» **Extract**:

++++++++

A "Green" Solution to Our Energy Dilemma

It is time to get serious about reducing the amount of energy that we use. Almost 40 percent of our nation’s total energy consumption and more than 60 percent of our consumption of electricity is used to heat, cool, and maintain our homes and other buildings. At a time when we are trying to reduce our use of fossil fuels such as coal, oil, and natural gas, that is a lot of energy. There is a solution to this energy problem, however, and that is to construct “green” buildings. These buildings consume less energy through the efficient use of energy, water, and other resources.

Green buildings are made of energy-efficient building materials, such as special roofing materials that reflect sunlight rather than absorb it. By reflecting the sunlight away from a building, such materials reduce the need for air-conditioning during warm weather. Similarly, more efficient kinds of insulating materials keep heat from escaping a green building during cold weather, making its heating system more efficient. Green buildings are also designed to reduce energy needs and be self-sustaining by generating their own sources of power with devices such as solar panels.

A building that illustrates the principles of green design is the Barn at Fallingwater, in western Pennsylvania. It was originally built in the nineteenth century. The Western Pennsylvania Conservatory (WPC) renovated the barn to serve as an example of a self-sustaining, green building that people can visit to learn more about green architecture. Among the building’s many innovations is a geothermal heat pump that is used to heat and cool the building. The pump uses the ground’s natural warmth to heat the barn during the winter. In summer, the pump cools the barn by returning heat to the ground.

Green buildings save money as well as energy. For example, the design of the Lockheed Martin Corporation, building in Sunnyvale, California, lets more natural light into the building, thus reducing the need for artificial lights. In 1983, Lockheed did a study of the design, and it concluded that the company saved 75 percent on its electric bill. It is true that it cost $2 million more to construct this green building than it would to construct a traditional building. However, the study shows that Lockheed saves $500,000 a year on energy.

++++++++

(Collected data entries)

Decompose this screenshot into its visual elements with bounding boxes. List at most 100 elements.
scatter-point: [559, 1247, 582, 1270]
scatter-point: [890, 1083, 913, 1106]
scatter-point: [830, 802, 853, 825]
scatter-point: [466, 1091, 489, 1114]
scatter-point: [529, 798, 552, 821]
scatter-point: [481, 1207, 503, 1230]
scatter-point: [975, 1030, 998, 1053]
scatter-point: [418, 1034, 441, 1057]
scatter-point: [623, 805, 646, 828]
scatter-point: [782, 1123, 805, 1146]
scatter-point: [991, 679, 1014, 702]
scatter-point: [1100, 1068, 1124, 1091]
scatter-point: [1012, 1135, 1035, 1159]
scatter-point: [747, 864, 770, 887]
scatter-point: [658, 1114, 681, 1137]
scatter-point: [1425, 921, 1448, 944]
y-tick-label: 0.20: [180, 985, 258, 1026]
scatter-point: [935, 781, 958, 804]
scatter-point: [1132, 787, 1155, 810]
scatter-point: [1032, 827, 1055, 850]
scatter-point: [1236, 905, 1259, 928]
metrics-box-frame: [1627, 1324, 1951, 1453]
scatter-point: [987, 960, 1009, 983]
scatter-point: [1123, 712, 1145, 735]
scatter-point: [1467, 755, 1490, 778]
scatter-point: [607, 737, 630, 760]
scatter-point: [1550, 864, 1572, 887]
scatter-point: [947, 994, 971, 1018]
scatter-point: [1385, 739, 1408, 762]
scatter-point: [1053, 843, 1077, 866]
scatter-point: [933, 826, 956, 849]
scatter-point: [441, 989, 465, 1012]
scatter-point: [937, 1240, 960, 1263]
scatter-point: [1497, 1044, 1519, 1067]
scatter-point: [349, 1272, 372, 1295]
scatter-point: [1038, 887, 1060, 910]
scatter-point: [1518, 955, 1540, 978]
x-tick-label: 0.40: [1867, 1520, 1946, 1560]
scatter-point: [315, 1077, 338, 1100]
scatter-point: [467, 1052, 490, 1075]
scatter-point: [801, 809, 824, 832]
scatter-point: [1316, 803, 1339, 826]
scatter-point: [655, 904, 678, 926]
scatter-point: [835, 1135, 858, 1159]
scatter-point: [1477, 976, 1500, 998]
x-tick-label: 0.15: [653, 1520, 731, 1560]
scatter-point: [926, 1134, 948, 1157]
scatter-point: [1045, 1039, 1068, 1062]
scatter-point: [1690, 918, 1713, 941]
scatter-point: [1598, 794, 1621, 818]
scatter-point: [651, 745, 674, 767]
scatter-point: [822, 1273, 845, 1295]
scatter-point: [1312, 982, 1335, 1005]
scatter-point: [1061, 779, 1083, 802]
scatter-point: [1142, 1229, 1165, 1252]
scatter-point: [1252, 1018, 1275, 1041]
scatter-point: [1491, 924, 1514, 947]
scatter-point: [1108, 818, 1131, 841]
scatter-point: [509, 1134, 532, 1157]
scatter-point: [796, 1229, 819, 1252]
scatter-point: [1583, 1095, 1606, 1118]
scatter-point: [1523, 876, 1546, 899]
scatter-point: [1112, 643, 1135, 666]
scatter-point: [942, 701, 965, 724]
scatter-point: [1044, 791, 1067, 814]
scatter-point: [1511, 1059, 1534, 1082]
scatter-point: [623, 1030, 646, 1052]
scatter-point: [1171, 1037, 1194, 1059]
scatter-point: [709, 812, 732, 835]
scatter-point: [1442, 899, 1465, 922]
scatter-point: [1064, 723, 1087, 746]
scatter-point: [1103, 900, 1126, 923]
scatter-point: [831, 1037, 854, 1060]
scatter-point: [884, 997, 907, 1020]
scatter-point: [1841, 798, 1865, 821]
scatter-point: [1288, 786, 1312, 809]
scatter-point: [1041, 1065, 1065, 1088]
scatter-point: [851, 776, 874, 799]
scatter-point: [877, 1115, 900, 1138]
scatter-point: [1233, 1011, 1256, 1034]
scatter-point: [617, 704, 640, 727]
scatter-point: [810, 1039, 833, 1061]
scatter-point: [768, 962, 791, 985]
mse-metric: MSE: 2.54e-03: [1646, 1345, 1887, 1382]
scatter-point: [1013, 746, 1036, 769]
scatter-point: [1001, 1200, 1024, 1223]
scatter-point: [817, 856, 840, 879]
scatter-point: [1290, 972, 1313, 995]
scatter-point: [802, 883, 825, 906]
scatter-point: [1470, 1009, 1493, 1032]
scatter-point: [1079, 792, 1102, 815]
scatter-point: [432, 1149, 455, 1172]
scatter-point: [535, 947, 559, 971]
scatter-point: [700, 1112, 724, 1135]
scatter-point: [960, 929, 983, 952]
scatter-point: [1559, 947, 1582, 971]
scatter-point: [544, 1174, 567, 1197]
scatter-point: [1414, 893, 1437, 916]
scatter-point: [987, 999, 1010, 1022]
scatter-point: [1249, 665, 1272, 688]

++++++++

» **Work item A**: In the text on green buildings, how does the geothermal heat pump at the Barn at Fallingwater cool the barn in summer?
» **Work item B**: Copy from the green-buildings text the passage that opens with the words containing "It is time to" and closes with "and other resources.".

» **Problem solution A**: It returns heat to the ground.

» **Problem solution B**:
It is time to get serious about reducing the amount of energy that we use. Almost 40 percent of our nation’s total energy consumption and more than 60 percent of our consumption of electricity is used to heat, cool, and maintain our homes and other buildings. At a time when we are trying to reduce our use of fossil fuels such as coal, oil, and natural gas, that is a lot of energy. There is a solution to this energy problem, however, and that is to construct “green” buildings. These buildings consume less energy through the efficient use of energy, water, and other resources.